--- Exercise inputs ---

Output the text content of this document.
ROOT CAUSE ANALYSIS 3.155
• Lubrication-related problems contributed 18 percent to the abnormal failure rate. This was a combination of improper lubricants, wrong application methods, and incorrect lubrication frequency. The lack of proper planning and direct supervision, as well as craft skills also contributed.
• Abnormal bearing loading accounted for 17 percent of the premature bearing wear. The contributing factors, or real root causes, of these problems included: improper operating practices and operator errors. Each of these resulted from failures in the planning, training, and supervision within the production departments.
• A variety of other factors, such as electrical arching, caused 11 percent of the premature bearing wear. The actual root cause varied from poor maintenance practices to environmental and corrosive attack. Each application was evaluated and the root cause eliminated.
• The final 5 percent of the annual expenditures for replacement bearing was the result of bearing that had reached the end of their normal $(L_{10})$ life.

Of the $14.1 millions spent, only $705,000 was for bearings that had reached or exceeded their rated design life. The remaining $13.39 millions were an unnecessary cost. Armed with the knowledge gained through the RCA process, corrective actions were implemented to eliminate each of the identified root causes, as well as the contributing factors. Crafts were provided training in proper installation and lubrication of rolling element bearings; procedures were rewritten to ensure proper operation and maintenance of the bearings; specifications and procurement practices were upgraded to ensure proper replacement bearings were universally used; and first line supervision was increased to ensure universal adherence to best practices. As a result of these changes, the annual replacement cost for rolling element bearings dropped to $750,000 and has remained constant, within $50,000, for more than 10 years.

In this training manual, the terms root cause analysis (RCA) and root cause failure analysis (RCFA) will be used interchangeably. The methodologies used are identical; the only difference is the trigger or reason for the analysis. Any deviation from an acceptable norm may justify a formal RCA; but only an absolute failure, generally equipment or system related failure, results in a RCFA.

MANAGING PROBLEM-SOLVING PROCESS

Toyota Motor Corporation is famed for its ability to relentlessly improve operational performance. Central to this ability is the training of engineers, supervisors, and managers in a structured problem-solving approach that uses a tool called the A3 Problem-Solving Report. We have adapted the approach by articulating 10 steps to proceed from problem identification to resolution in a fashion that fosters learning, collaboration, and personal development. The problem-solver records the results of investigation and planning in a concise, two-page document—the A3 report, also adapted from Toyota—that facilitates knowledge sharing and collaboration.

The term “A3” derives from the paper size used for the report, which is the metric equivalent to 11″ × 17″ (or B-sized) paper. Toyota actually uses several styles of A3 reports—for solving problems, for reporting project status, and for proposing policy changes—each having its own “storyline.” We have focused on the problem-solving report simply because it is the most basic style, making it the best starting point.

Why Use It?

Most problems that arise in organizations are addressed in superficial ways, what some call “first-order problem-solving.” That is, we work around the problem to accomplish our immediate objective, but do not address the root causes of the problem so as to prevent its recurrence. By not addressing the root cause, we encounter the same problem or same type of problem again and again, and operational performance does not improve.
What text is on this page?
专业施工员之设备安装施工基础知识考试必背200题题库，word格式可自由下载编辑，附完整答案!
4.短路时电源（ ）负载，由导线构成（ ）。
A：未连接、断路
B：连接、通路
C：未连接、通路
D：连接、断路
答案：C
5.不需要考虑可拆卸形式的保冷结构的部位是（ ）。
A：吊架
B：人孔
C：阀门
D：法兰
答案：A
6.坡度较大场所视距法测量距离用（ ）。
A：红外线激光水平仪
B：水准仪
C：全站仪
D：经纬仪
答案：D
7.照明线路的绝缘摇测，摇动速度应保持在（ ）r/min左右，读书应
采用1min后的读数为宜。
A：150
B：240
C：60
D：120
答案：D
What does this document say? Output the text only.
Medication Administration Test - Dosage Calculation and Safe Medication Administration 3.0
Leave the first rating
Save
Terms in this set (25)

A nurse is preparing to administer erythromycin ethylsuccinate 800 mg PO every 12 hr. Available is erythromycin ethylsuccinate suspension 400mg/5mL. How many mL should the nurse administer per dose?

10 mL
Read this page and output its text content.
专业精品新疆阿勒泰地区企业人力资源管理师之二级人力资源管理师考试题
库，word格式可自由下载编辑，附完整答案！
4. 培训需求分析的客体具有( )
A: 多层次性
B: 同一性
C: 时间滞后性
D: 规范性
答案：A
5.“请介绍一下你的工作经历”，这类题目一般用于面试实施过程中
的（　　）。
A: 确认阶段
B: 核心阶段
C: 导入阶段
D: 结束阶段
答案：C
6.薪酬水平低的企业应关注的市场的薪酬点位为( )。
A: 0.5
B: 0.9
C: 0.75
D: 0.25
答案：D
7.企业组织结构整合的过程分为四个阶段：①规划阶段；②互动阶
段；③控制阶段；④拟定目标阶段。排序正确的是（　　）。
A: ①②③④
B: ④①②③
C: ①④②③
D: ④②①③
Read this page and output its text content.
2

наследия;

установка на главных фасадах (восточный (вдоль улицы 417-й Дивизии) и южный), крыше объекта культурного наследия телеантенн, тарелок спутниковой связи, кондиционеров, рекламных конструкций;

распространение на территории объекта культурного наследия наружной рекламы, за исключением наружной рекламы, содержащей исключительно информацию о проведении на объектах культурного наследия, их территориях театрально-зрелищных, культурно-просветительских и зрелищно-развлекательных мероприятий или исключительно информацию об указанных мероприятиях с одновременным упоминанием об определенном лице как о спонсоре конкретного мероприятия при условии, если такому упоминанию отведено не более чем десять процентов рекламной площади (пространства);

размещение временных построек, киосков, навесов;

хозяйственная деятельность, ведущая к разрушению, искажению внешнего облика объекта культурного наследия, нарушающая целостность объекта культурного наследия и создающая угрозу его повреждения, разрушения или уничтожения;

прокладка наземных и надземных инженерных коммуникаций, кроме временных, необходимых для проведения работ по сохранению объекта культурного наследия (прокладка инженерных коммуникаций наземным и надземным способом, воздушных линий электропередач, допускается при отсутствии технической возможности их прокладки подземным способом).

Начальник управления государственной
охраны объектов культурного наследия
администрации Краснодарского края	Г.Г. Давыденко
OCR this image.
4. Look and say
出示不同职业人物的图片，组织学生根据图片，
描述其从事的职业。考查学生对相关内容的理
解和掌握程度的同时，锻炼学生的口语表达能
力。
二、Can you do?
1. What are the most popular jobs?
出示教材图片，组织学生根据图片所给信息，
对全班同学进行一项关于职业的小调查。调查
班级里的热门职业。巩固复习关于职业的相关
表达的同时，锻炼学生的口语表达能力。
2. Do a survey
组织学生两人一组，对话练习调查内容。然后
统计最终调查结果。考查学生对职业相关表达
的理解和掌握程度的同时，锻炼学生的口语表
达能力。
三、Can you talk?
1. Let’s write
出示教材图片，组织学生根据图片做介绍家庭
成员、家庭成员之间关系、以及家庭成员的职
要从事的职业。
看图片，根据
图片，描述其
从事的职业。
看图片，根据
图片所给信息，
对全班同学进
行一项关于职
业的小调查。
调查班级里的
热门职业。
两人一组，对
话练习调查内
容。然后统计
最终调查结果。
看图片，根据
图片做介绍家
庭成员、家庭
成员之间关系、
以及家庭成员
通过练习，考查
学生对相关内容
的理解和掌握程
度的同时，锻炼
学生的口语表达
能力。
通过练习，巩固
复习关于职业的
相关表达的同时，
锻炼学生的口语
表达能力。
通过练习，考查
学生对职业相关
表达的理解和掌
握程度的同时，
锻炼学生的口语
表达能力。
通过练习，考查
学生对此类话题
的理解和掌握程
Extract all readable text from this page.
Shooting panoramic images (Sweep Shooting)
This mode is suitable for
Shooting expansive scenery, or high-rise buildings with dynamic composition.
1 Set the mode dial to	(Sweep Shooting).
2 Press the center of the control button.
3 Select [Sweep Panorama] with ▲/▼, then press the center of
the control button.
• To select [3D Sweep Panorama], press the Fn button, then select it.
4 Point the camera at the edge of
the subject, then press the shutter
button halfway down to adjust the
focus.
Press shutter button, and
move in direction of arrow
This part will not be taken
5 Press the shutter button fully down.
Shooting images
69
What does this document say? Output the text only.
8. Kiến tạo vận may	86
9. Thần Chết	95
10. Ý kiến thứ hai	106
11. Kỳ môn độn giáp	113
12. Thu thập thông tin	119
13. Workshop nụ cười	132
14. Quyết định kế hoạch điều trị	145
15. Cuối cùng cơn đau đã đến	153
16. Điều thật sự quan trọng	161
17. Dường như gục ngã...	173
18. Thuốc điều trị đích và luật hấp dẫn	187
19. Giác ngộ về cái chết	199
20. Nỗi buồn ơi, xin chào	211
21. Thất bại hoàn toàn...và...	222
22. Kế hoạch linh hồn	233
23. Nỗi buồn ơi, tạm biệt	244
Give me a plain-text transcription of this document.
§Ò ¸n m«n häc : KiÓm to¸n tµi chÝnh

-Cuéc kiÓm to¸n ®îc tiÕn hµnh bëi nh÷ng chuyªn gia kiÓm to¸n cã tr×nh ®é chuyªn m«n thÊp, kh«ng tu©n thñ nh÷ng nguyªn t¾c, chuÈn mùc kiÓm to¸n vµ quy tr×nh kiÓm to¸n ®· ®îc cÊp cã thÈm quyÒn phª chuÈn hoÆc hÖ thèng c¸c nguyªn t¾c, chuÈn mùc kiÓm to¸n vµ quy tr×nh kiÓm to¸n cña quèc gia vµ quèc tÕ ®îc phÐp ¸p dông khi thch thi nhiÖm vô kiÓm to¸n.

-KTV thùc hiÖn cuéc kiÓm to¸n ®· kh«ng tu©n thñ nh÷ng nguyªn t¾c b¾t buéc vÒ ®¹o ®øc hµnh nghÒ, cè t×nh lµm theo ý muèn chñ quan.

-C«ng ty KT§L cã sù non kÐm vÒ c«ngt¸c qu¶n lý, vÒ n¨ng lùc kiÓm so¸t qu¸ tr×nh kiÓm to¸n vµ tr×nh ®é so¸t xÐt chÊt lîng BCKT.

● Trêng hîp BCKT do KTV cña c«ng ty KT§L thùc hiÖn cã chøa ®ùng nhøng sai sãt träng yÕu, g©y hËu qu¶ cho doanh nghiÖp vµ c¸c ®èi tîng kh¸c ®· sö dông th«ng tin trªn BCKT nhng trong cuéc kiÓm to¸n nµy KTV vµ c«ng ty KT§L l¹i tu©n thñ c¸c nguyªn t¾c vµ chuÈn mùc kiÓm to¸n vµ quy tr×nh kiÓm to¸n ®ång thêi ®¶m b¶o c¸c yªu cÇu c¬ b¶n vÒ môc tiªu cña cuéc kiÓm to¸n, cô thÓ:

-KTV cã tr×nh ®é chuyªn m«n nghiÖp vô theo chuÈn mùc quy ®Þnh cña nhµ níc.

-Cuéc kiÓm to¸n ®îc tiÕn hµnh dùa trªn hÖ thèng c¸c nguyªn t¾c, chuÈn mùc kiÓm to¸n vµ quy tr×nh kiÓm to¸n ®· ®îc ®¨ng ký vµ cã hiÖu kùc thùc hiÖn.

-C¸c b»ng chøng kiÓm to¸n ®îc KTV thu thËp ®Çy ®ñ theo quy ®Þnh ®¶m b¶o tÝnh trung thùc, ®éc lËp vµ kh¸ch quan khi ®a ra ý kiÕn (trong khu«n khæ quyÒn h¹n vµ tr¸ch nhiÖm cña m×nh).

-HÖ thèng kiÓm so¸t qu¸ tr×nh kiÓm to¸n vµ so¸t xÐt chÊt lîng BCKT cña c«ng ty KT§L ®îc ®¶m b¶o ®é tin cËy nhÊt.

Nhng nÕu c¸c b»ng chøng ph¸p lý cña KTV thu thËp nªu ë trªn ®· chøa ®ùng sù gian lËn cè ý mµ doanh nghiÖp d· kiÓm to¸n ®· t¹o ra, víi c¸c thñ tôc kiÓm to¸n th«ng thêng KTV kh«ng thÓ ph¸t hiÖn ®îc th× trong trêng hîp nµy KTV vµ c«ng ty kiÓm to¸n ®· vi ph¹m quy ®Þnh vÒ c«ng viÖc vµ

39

---

What is required:
Only the number is wanted: how many lines in the data include the string "hoạch"?

Result for this exercise:
2